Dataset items

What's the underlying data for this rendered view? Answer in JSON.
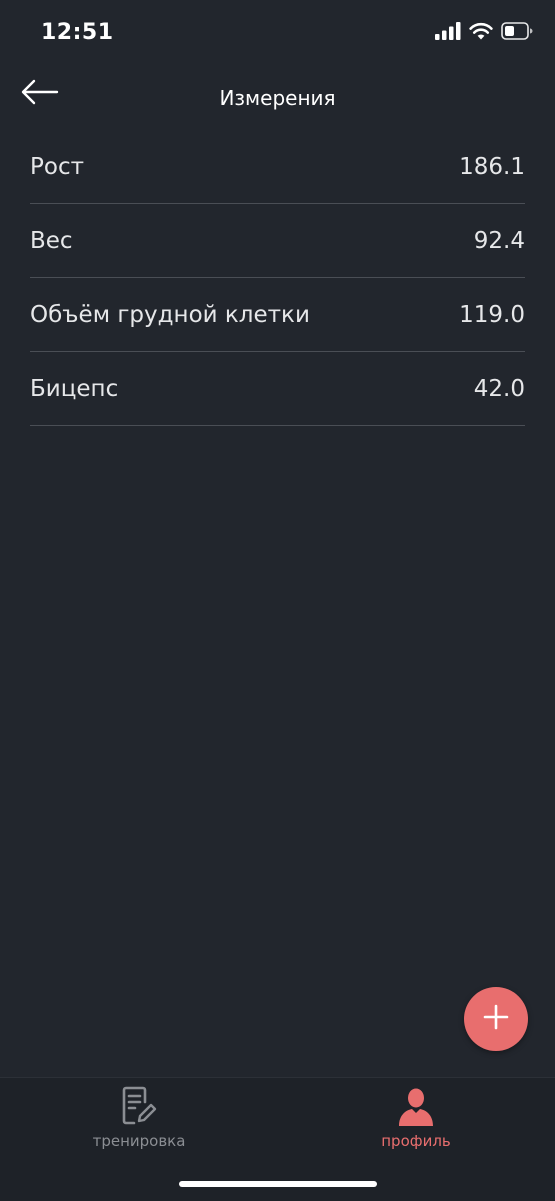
{
  "status_bar": {
    "time": "12:51",
    "icons": [
      "signal-icon",
      "wifi-icon",
      "battery-icon"
    ]
  },
  "header": {
    "title": "Измерения",
    "back_icon": "arrow-left-icon"
  },
  "measurements": [
    {
      "label": "Рост",
      "value": "186.1"
    },
    {
      "label": "Вес",
      "value": "92.4"
    },
    {
      "label": "Объём грудной клетки",
      "value": "119.0"
    },
    {
      "label": "Бицепс",
      "value": "42.0"
    }
  ],
  "fab": {
    "icon": "plus-icon",
    "color": "#e86e6e"
  },
  "tab_bar": {
    "tabs": [
      {
        "label": "тренировка",
        "icon": "document-edit-icon",
        "active": false,
        "color": "#8b8e93"
      },
      {
        "label": "профиль",
        "icon": "user-icon",
        "active": true,
        "color": "#e86e6e"
      }
    ]
  },
  "colors": {
    "background": "#22262d",
    "accent": "#e86e6e",
    "divider": "#4a4e55"
  }
}
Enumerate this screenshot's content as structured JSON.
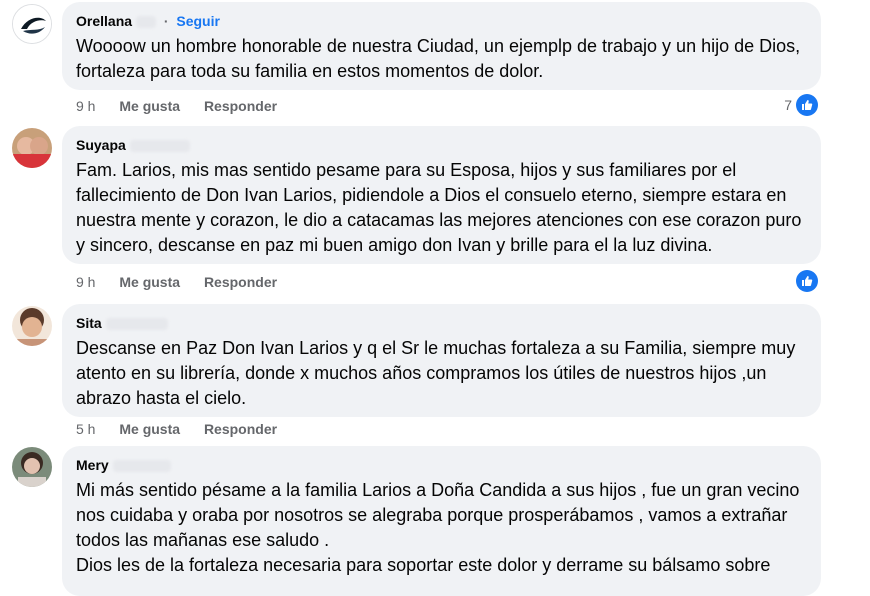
{
  "comments": [
    {
      "author": "Orellana",
      "follow_label": "Seguir",
      "dot": "·",
      "text": "Woooow un hombre honorable de nuestra Ciudad, un ejemplp de trabajo y un hijo de Dios, fortaleza para toda su familia en estos momentos de dolor.",
      "time": "9 h",
      "like_label": "Me gusta",
      "reply_label": "Responder",
      "reaction_count": "7",
      "avatar_colors": [
        "#0e1a24",
        "#3a5a78"
      ]
    },
    {
      "author": "Suyapa",
      "text": "Fam. Larios, mis mas sentido pesame para su Esposa, hijos y sus familiares por el fallecimiento de Don Ivan Larios, pidiendole a Dios el consuelo eterno, siempre estara en nuestra mente y corazon, le dio a catacamas las mejores atenciones con ese corazon puro y sincero, descanse en paz mi buen amigo don Ivan y brille para el la luz divina.",
      "time": "9 h",
      "like_label": "Me gusta",
      "reply_label": "Responder",
      "avatar_colors": [
        "#c8a07a",
        "#d8343a"
      ]
    },
    {
      "author": "Sita",
      "text": "Descanse en Paz Don Ivan Larios y q el Sr le muchas fortaleza a su Familia, siempre muy atento en su librería, donde x muchos años compramos los útiles de nuestros hijos ,un abrazo hasta el cielo.",
      "time": "5 h",
      "like_label": "Me gusta",
      "reply_label": "Responder",
      "avatar_colors": [
        "#d9a98a",
        "#6b4a3a"
      ]
    },
    {
      "author": "Mery",
      "text": "Mi más sentido pésame a la familia Larios a Doña Candida a sus hijos , fue un gran vecino nos cuidaba y oraba por nosotros se alegraba porque prosperábamos , vamos a extrañar todos las mañanas ese saludo .",
      "text2": "Dios les de la fortaleza necesaria para soportar este dolor y derrame su bálsamo sobre",
      "avatar_colors": [
        "#7b8b7a",
        "#e2c2b0"
      ]
    }
  ],
  "colors": {
    "bubble": "#f0f2f5",
    "link": "#1877f2",
    "secondary_text": "#65676b"
  },
  "icons": [
    "like-thumb-icon"
  ]
}
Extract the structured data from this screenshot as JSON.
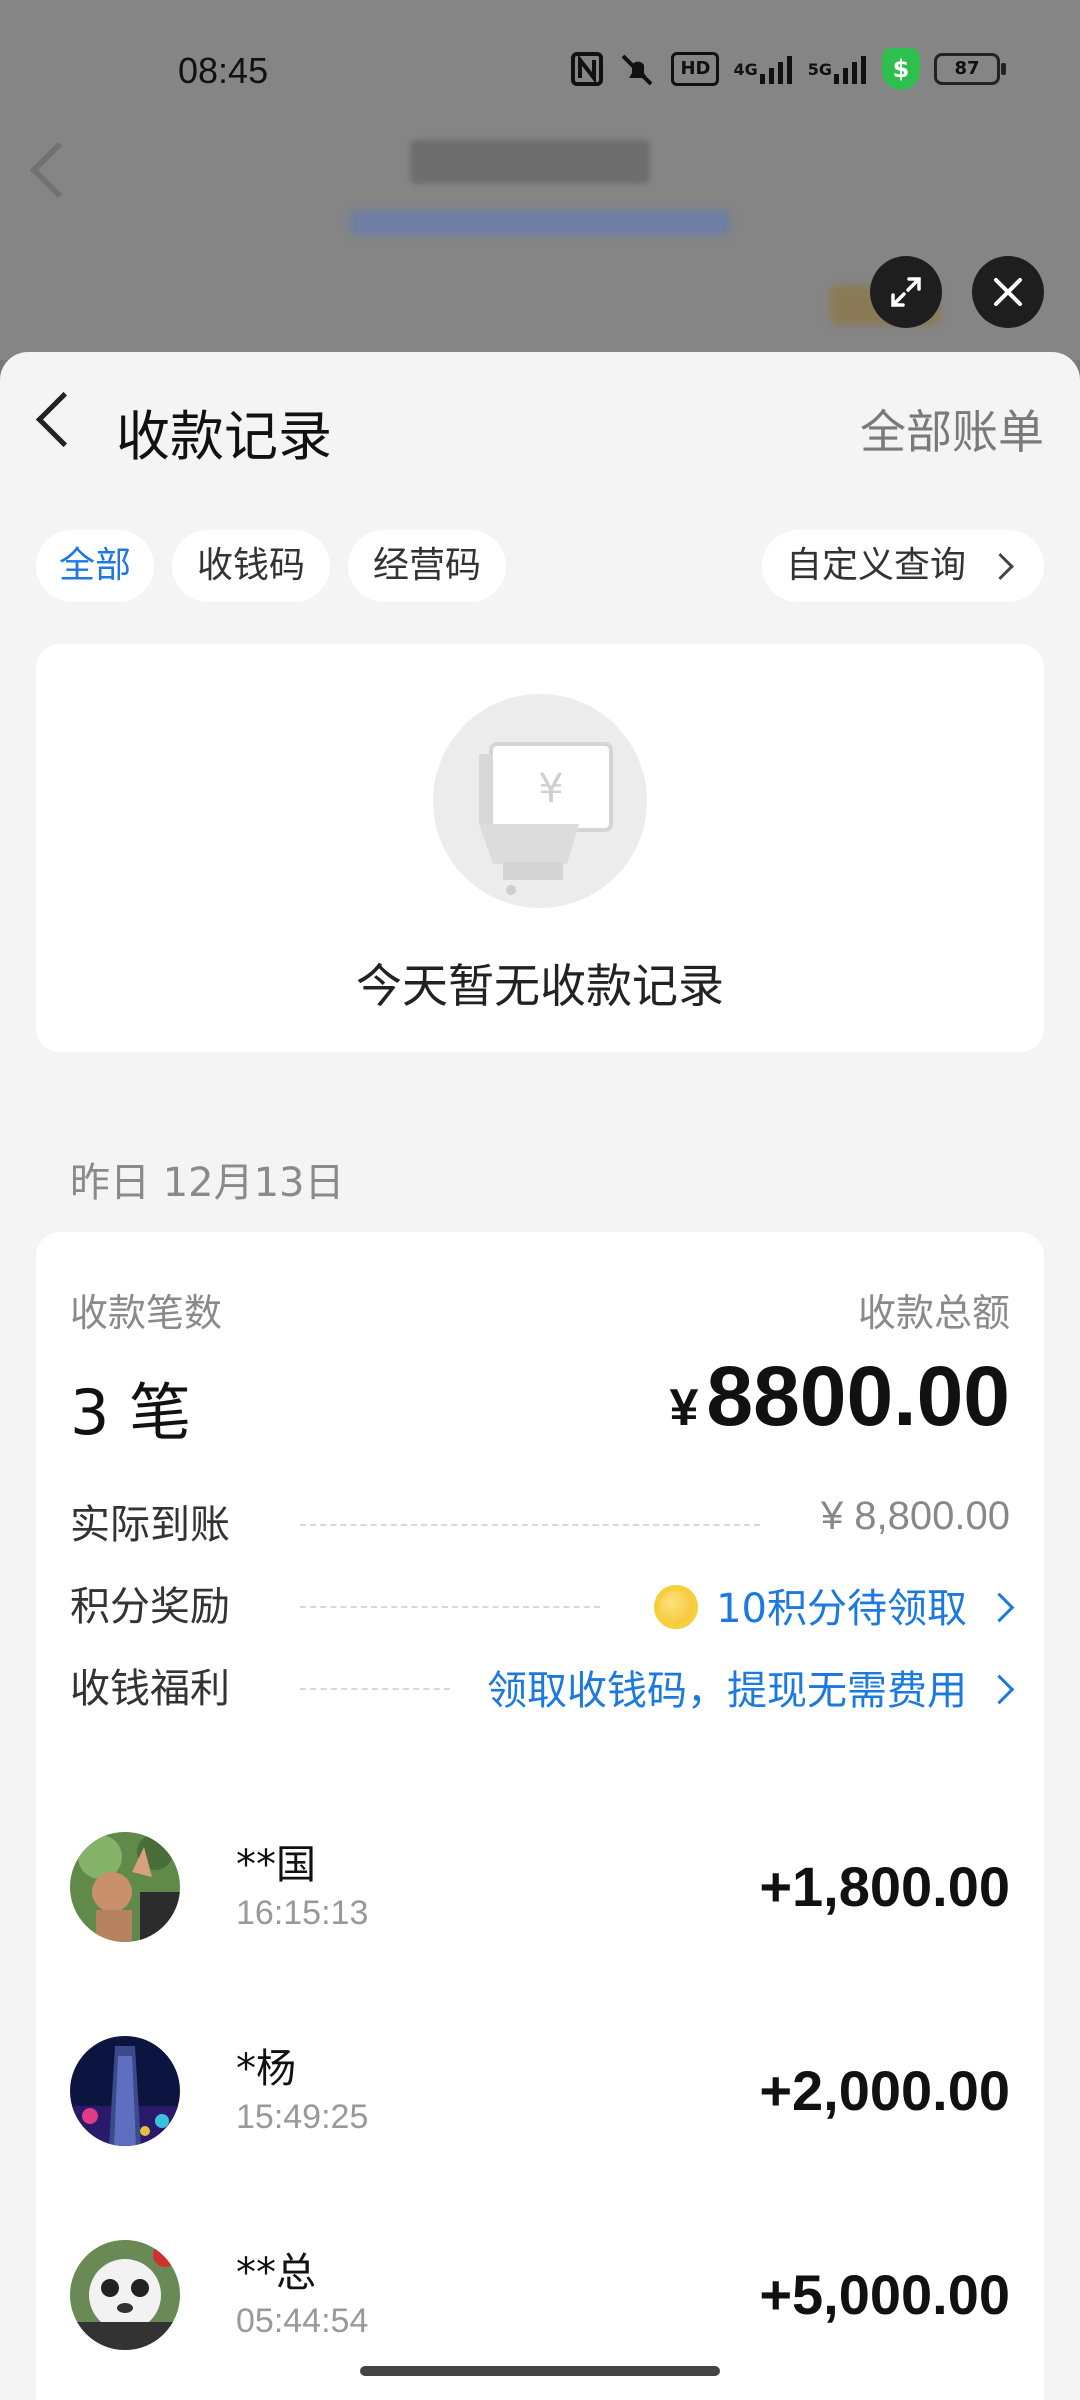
{
  "status_bar": {
    "time": "08:45",
    "icons": [
      "nfc-icon",
      "mute-bell-icon",
      "hd-icon",
      "4g-signal-icon",
      "5g-signal-icon",
      "shield-dollar-icon",
      "battery-icon"
    ],
    "hd_label": "HD",
    "net1": "4G",
    "net2": "5G",
    "battery": "87"
  },
  "sheet": {
    "title": "收款记录",
    "all_bills": "全部账单"
  },
  "filters": {
    "all": "全部",
    "qr": "收钱码",
    "business": "经营码",
    "custom": "自定义查询"
  },
  "empty_state": {
    "message": "今天暂无收款记录"
  },
  "yesterday": {
    "date_label": "昨日 12月13日",
    "count_label": "收款笔数",
    "count_value": "3 笔",
    "total_label": "收款总额",
    "currency": "¥",
    "total_value": "8800.00",
    "rows": [
      {
        "label": "实际到账",
        "value": "¥ 8,800.00"
      },
      {
        "label": "积分奖励",
        "value": "10积分待领取"
      },
      {
        "label": "收钱福利",
        "value": "领取收钱码，提现无需费用"
      }
    ],
    "transactions": [
      {
        "name": "**国",
        "time": "16:15:13",
        "amount": "+1,800.00"
      },
      {
        "name": "*杨",
        "time": "15:49:25",
        "amount": "+2,000.00"
      },
      {
        "name": "**总",
        "time": "05:44:54",
        "amount": "+5,000.00"
      }
    ]
  },
  "colors": {
    "accent_blue": "#1b79e0",
    "sheet_bg": "#f4f4f4",
    "overlay_bg": "#858585"
  }
}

TASK GOAL: Pictures are not part of the copy. Extract exactly the lines from the line containing "Extract the structured" through the final line of the entries above, both included.

EXERCISE ANSWER:
Extract the structured data from this screenshot as JSON.
{
  "status_bar": {
    "time": "08:45",
    "icons": [
      "nfc-icon",
      "mute-bell-icon",
      "hd-icon",
      "4g-signal-icon",
      "5g-signal-icon",
      "shield-dollar-icon",
      "battery-icon"
    ],
    "hd_label": "HD",
    "net1": "4G",
    "net2": "5G",
    "battery": "87"
  },
  "sheet": {
    "title": "收款记录",
    "all_bills": "全部账单"
  },
  "filters": {
    "all": "全部",
    "qr": "收钱码",
    "business": "经营码",
    "custom": "自定义查询"
  },
  "empty_state": {
    "message": "今天暂无收款记录"
  },
  "yesterday": {
    "date_label": "昨日 12月13日",
    "count_label": "收款笔数",
    "count_value": "3 笔",
    "total_label": "收款总额",
    "currency": "¥",
    "total_value": "8800.00",
    "rows": [
      {
        "label": "实际到账",
        "value": "¥ 8,800.00"
      },
      {
        "label": "积分奖励",
        "value": "10积分待领取"
      },
      {
        "label": "收钱福利",
        "value": "领取收钱码，提现无需费用"
      }
    ],
    "transactions": [
      {
        "name": "**国",
        "time": "16:15:13",
        "amount": "+1,800.00"
      },
      {
        "name": "*杨",
        "time": "15:49:25",
        "amount": "+2,000.00"
      },
      {
        "name": "**总",
        "time": "05:44:54",
        "amount": "+5,000.00"
      }
    ]
  },
  "colors": {
    "accent_blue": "#1b79e0",
    "sheet_bg": "#f4f4f4",
    "overlay_bg": "#858585"
  }
}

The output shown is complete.